PASSAGE -
ISOCPP std-proposals List: Re: [std-proposals] Relocation in C++

From: Sébastien Bini <sebastien.bini_at_[hidden]>
Date: Tue, 17 May 2022 18:24:46 +0200

Hello all,

To summarize the changes we have discussed from the second revision (
https://github.com/SebastienBini/cpp-relocation-proposal/blob/main/relocation.pdf
):

*A. operator reloc*

The reloc operator performs relocation by either:

   1. a memcpy if the object is trivially relocatable (p1144).
   2. a call to the "operator reloc" member function if it is accessible.
   3. a regular move operation (using move constructor) if it is accessible.

In the first two cases the language guarantees that the destructor of the
relocated object is not called, although its lifetime has ended. References
and pointers to the relocated object become invalid after the reloc
operator completes.
In the last case, the moved object destructor is called normally, when the
object reaches its end of scope, as if std::move was used in place of
reloc.
In all cases, the operator reloc does not allow further mentions to the
name of the relocated object (compilation error), its identifier is removed
from the lexical scope.

If reloc is called on a local object (i.e. declared in the same function
body where reloc is being used) then relocation must be performed using (1)
or (2), fallbacking to (3) only if the object is not trivially relocatable
and its operator reloc function is not accessible (deleted or private).
If reloc is called on a function parameter, then relocation can be
performed using (1), (2) or (3), in that order of preference. (1) or (2)
are no longer enforced as ABI restrictions may prevent from prematurely
ending the lifetime of relocated parameters. Which one is picked is left at
the discretion of compiler vendors.

*B. [[relocate_parameters]] constructor attribute*

We introduce a new attribute that only applies to constructors. A
constructor with this attribute has the guarantee that it can relocate its
parameters as it they were local objects (guaranteed to use (1) or (2),
fallbacking to (3) only if the object is not trivially relocatable and its
operator reloc function is not accessible (deleted or private)).

Constructors with this attribute may be called with a different ABI
(notably using callee-destruct convention). However this should not break
anything in the language as it is not possible to take the address of a
constructor, and as such this potential ABI change needs not to reflect on
its function signature.

This special attribute allows us to write an std::reloc_wrapper, which we
can use to relocate objects into a container:
template <class T>
struct reloc_wrapper
{
public:
  [[relocate_parameters]] reloc_wrapper(T val);
  bool has_value() const;
  T pilfer();
};

// And in containers:
std::vector<T, Alloc>::push_back(std::reloc_wrapper<T>&& val);

void foo(std::vector<T>& vec)
{
  T data;
  vec.push_back(std::reloc_wrapper{reloc data}); /* not a nice syntax but
we can add more syntactic sugar later...
  * 'data' destructor is not called at the end of foo.
  * 'data' is effectively relocated into 'vec' without ever calling its
move ctor, possibly only with memcpy calls if trivially relocatable.
  * We now must see how we could optimize out this extra relocation (once
inside the wrapper, once inside the container).
  */
}

*C. Relocator member function*

The relocator member function is the special function that is invoked by
operator reloc (2). The operator reloc behaves like a constructor: it
constructs a new instance and maybe allows for base or member
initialisation.

INFORMATION PROVIDED -

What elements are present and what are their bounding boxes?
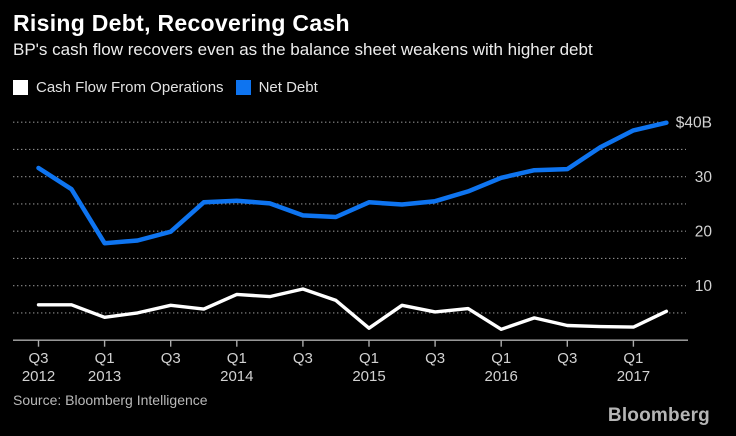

GOALS -
a – In the C++ relocation post, which of the three relocation methods lets the moved object's destructor be called normally at the end of its scope?
b – Write the next part of the C++ relocation post, starting after its final sentence.

ANSWER LIST -
a – The regular move operation, which uses the move constructor.

b –
This special function is only needed if the object is not trivially
relocatable. The suggested syntaxes are:

struct T: B
{
// data members
D data;
T* self;

// syntax A
operator reloc() { self = this; }
// syntax B
operator reloc(T&& rhs) : self{this} {}
// syntax C (P0023R0)
>>T(T& rhs) : >>B{rhs}, >>data{rhs.data}, self{this} {}
};

In syntax A, 'this' is constructed by calling operator reloc on all base
classes and non-static data-members, constructed from the object to
relocate. If some base classes or data-members are trivially relocatable
then they are built using memcpy instead. This syntax does not allow for
custom base or member initialisation. Likewise, the relocated object does
not appear as a parameter since it will have reached its end of life by the
time the function body is reached.

Syntax B allows for custom base or member initialisation, and it defaults
to that of syntax A for the initialisers that are not provided. On one hand
this allows to properly relocate objects that have a const data-member that
needs manual fixup (as if 'self' was of type 'T* const'). On the other
hand, rhs becomes available in the function body for users to mess with it
(while it's reached its end of life).

Syntax C is directly taken from P0023R0. Although the P0023R0's relocator
can be defaulted, all the base and member initialisers must be written to
be able to write a function body.

I'd weigh in favor of syntax B, and compilers can still emit warnings if
'rhs' is used in the function body.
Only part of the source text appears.